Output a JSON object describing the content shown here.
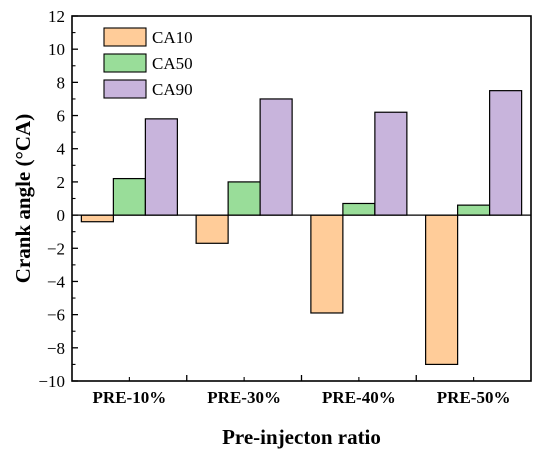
{
  "chart_data": {
    "type": "bar",
    "title": "",
    "xlabel": "Pre-injecton ratio",
    "ylabel": "Crank angle (°CA)",
    "categories": [
      "PRE-10%",
      "PRE-30%",
      "PRE-40%",
      "PRE-50%"
    ],
    "series": [
      {
        "name": "CA10",
        "color": "#FFCC99",
        "values": [
          -0.4,
          -1.7,
          -5.9,
          -9.0
        ]
      },
      {
        "name": "CA50",
        "color": "#99DD99",
        "values": [
          2.2,
          2.0,
          0.7,
          0.6
        ]
      },
      {
        "name": "CA90",
        "color": "#C8B4DC",
        "values": [
          5.8,
          7.0,
          6.2,
          7.5
        ]
      }
    ],
    "ylim": [
      -10,
      12
    ],
    "yticks": [
      -10,
      -8,
      -6,
      -4,
      -2,
      0,
      2,
      4,
      6,
      8,
      10,
      12
    ],
    "grid": false,
    "legend_position": "top-left"
  }
}
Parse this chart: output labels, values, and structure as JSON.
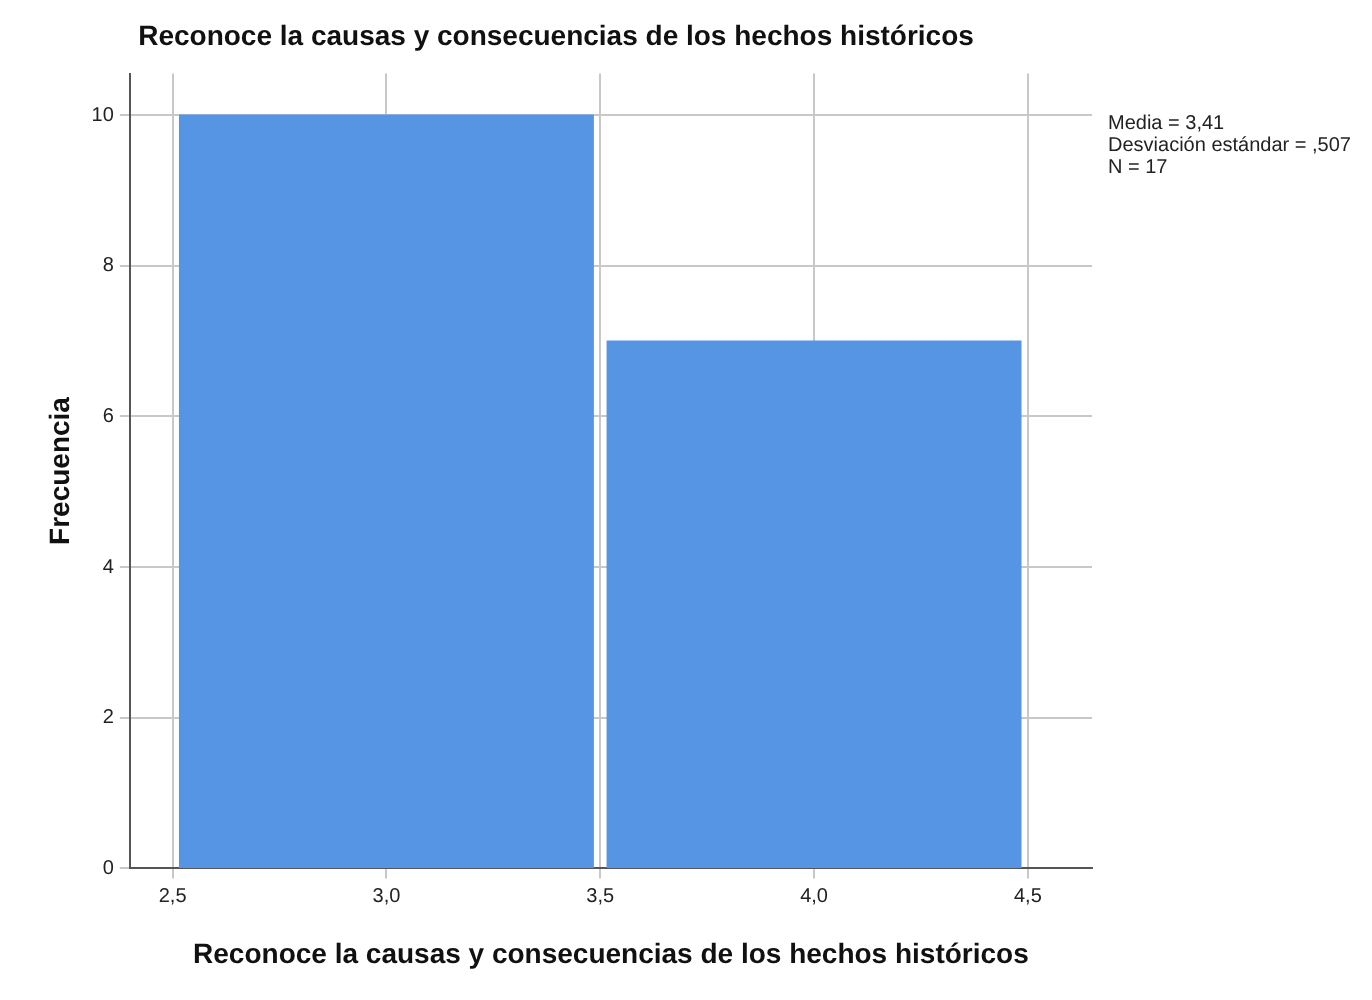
{
  "chart_data": {
    "type": "histogram",
    "title": "Reconoce la causas y consecuencias de los hechos históricos",
    "xlabel": "Reconoce la causas y consecuencias de los hechos históricos",
    "ylabel": "Frecuencia",
    "bins": [
      2.5,
      3.5,
      4.5
    ],
    "values": [
      10,
      7
    ],
    "color": "#5595e3",
    "xlim": [
      2.4,
      4.65
    ],
    "xticks": [
      {
        "value": 2.5,
        "label": "2,5"
      },
      {
        "value": 3,
        "label": "3,0"
      },
      {
        "value": 3.5,
        "label": "3,5"
      },
      {
        "value": 4,
        "label": "4,0"
      },
      {
        "value": 4.5,
        "label": "4,5"
      }
    ],
    "ylim": [
      0,
      10.55
    ],
    "yticks": [
      0,
      2,
      4,
      6,
      8,
      10
    ],
    "grid": true,
    "legend": false,
    "annotations": [
      "Media = 3,41",
      "Desviación estándar = ,507",
      "N = 17"
    ]
  }
}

────────────────

◆ **Direction**: Write out the full set of lines verbatim, without the pictures.

◆ **Exercise output**:
Output a JSON object describing the content shown here.
{
  "chart_data": {
    "type": "bar",
    "title": "",
    "xlabel": "Pre-injecton ratio",
    "ylabel": "Crank angle (°CA)",
    "categories": [
      "PRE-10%",
      "PRE-30%",
      "PRE-40%",
      "PRE-50%"
    ],
    "series": [
      {
        "name": "CA10",
        "color": "#FFCC99",
        "values": [
          -0.4,
          -1.7,
          -5.9,
          -9.0
        ]
      },
      {
        "name": "CA50",
        "color": "#99DD99",
        "values": [
          2.2,
          2.0,
          0.7,
          0.6
        ]
      },
      {
        "name": "CA90",
        "color": "#C8B4DC",
        "values": [
          5.8,
          7.0,
          6.2,
          7.5
        ]
      }
    ],
    "ylim": [
      -10,
      12
    ],
    "yticks": [
      -10,
      -8,
      -6,
      -4,
      -2,
      0,
      2,
      4,
      6,
      8,
      10,
      12
    ],
    "grid": false,
    "legend_position": "top-left"
  }
}
Parse this chart: output labels, values, and structure as JSON.
{
  "chart_data": {
    "type": "histogram",
    "title": "Reconoce la causas y consecuencias de los hechos históricos",
    "xlabel": "Reconoce la causas y consecuencias de los hechos históricos",
    "ylabel": "Frecuencia",
    "bins": [
      2.5,
      3.5,
      4.5
    ],
    "values": [
      10,
      7
    ],
    "color": "#5595e3",
    "xlim": [
      2.4,
      4.65
    ],
    "xticks": [
      {
        "value": 2.5,
        "label": "2,5"
      },
      {
        "value": 3,
        "label": "3,0"
      },
      {
        "value": 3.5,
        "label": "3,5"
      },
      {
        "value": 4,
        "label": "4,0"
      },
      {
        "value": 4.5,
        "label": "4,5"
      }
    ],
    "ylim": [
      0,
      10.55
    ],
    "yticks": [
      0,
      2,
      4,
      6,
      8,
      10
    ],
    "grid": true,
    "legend": false,
    "annotations": [
      "Media = 3,41",
      "Desviación estándar = ,507",
      "N = 17"
    ]
  }
}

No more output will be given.